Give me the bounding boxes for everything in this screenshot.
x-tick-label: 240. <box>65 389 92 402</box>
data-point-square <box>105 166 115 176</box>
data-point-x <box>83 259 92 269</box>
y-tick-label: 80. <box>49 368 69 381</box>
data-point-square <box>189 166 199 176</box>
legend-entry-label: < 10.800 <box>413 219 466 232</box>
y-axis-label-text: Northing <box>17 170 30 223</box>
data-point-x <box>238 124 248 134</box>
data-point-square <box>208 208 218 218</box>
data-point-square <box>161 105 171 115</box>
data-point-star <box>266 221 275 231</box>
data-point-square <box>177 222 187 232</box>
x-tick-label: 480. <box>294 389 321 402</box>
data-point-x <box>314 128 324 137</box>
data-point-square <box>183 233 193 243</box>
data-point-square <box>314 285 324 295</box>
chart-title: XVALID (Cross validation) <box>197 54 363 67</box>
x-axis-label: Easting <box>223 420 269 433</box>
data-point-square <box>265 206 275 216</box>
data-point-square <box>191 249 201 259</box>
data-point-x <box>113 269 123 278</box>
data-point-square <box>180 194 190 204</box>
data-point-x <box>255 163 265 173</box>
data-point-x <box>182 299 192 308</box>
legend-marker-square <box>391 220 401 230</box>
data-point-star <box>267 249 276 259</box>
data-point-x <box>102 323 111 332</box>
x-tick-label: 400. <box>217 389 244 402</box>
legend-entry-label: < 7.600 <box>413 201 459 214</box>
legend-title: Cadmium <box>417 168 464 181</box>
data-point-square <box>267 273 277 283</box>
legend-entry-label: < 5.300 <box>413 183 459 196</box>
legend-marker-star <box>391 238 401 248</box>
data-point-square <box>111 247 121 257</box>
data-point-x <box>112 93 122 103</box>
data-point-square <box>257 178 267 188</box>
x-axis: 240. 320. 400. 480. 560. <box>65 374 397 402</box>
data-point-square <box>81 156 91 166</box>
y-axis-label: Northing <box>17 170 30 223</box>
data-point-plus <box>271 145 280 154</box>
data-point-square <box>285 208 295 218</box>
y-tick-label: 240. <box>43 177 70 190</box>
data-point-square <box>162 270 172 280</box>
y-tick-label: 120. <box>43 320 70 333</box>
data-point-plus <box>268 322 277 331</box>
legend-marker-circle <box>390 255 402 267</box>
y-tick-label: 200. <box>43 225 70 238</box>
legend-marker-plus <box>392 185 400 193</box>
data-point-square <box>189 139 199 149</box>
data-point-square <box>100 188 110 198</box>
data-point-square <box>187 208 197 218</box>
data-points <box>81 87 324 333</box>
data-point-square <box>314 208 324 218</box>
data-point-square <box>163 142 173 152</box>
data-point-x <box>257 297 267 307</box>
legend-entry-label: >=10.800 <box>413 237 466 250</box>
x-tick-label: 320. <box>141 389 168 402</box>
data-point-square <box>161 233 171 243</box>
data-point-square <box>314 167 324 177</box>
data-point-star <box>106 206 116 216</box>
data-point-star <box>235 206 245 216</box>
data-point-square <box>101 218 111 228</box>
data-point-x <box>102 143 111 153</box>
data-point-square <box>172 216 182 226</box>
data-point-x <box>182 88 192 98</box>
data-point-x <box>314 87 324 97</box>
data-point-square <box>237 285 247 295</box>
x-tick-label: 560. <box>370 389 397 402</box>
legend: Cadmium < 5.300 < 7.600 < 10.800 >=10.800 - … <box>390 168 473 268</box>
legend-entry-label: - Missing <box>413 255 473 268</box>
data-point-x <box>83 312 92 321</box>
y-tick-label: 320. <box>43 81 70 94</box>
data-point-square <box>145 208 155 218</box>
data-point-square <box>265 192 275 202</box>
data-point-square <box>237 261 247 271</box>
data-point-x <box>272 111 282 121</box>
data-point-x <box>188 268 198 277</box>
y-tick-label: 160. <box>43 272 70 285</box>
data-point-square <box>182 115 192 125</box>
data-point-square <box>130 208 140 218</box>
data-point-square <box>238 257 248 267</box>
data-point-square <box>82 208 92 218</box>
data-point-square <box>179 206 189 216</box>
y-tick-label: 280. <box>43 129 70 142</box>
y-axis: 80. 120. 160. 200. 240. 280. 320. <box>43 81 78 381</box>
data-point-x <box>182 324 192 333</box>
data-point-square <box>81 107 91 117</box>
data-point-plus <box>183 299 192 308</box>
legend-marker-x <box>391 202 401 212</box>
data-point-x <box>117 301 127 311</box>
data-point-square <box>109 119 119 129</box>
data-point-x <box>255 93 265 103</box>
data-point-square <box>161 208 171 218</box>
════
■ Requirements:
Change every "Northing" to "North coordinate" in the listing above and write the listing out again, leaving everything else as it is.

■ Output of the task:
Give me the bounding boxes for everything in this screenshot.
x-tick-label: 240. <box>65 389 92 402</box>
data-point-square <box>105 166 115 176</box>
data-point-x <box>83 259 92 269</box>
y-tick-label: 80. <box>49 368 69 381</box>
data-point-square <box>189 166 199 176</box>
legend-entry-label: < 10.800 <box>413 219 466 232</box>
y-axis-label-text: North coordinate <box>17 170 30 223</box>
data-point-x <box>238 124 248 134</box>
data-point-square <box>208 208 218 218</box>
data-point-square <box>161 105 171 115</box>
data-point-star <box>266 221 275 231</box>
data-point-square <box>177 222 187 232</box>
x-tick-label: 480. <box>294 389 321 402</box>
data-point-x <box>314 128 324 137</box>
data-point-square <box>183 233 193 243</box>
data-point-square <box>314 285 324 295</box>
chart-title: XVALID (Cross validation) <box>197 54 363 67</box>
x-axis-label: Easting <box>223 420 269 433</box>
data-point-square <box>265 206 275 216</box>
data-point-square <box>191 249 201 259</box>
data-point-x <box>113 269 123 278</box>
data-point-square <box>180 194 190 204</box>
data-point-x <box>255 163 265 173</box>
data-point-x <box>182 299 192 308</box>
legend-marker-square <box>391 220 401 230</box>
data-point-star <box>267 249 276 259</box>
data-point-x <box>102 323 111 332</box>
x-tick-label: 400. <box>217 389 244 402</box>
legend-entry-label: < 7.600 <box>413 201 459 214</box>
legend-title: Cadmium <box>417 168 464 181</box>
data-point-square <box>267 273 277 283</box>
legend-entry-label: < 5.300 <box>413 183 459 196</box>
legend-marker-star <box>391 238 401 248</box>
data-point-square <box>111 247 121 257</box>
data-point-x <box>112 93 122 103</box>
data-point-square <box>257 178 267 188</box>
x-axis: 240. 320. 400. 480. 560. <box>65 374 397 402</box>
data-point-square <box>81 156 91 166</box>
y-axis-label: North coordinate <box>17 170 30 223</box>
data-point-plus <box>271 145 280 154</box>
data-point-square <box>285 208 295 218</box>
y-tick-label: 240. <box>43 177 70 190</box>
data-point-square <box>162 270 172 280</box>
y-tick-label: 120. <box>43 320 70 333</box>
data-point-plus <box>268 322 277 331</box>
legend-marker-circle <box>390 255 402 267</box>
y-tick-label: 200. <box>43 225 70 238</box>
legend-marker-plus <box>392 185 400 193</box>
data-point-square <box>189 139 199 149</box>
data-point-square <box>100 188 110 198</box>
data-point-square <box>187 208 197 218</box>
data-points <box>81 87 324 333</box>
data-point-square <box>314 208 324 218</box>
data-point-square <box>163 142 173 152</box>
data-point-x <box>257 297 267 307</box>
legend-entry-label: >=10.800 <box>413 237 466 250</box>
x-tick-label: 320. <box>141 389 168 402</box>
data-point-square <box>161 233 171 243</box>
data-point-square <box>314 167 324 177</box>
data-point-star <box>106 206 116 216</box>
data-point-star <box>235 206 245 216</box>
data-point-square <box>101 218 111 228</box>
data-point-x <box>102 143 111 153</box>
data-point-square <box>172 216 182 226</box>
data-point-x <box>182 88 192 98</box>
data-point-x <box>314 87 324 97</box>
data-point-square <box>237 285 247 295</box>
x-tick-label: 560. <box>370 389 397 402</box>
legend: Cadmium < 5.300 < 7.600 < 10.800 >=10.800 - … <box>390 168 473 268</box>
legend-entry-label: - Missing <box>413 255 473 268</box>
data-point-x <box>83 312 92 321</box>
y-tick-label: 320. <box>43 81 70 94</box>
data-point-square <box>145 208 155 218</box>
data-point-square <box>265 192 275 202</box>
data-point-square <box>237 261 247 271</box>
data-point-x <box>272 111 282 121</box>
data-point-x <box>188 268 198 277</box>
y-tick-label: 160. <box>43 272 70 285</box>
data-point-square <box>182 115 192 125</box>
data-point-square <box>130 208 140 218</box>
data-point-square <box>238 257 248 267</box>
data-point-square <box>82 208 92 218</box>
data-point-square <box>179 206 189 216</box>
y-tick-label: 280. <box>43 129 70 142</box>
y-axis: 80. 120. 160. 200. 240. 280. 320. <box>43 81 78 381</box>
data-point-x <box>182 324 192 333</box>
data-point-square <box>81 107 91 117</box>
data-point-plus <box>183 299 192 308</box>
legend-marker-x <box>391 202 401 212</box>
data-point-x <box>117 301 127 311</box>
data-point-square <box>109 119 119 129</box>
data-point-x <box>255 93 265 103</box>
data-point-square <box>161 208 171 218</box>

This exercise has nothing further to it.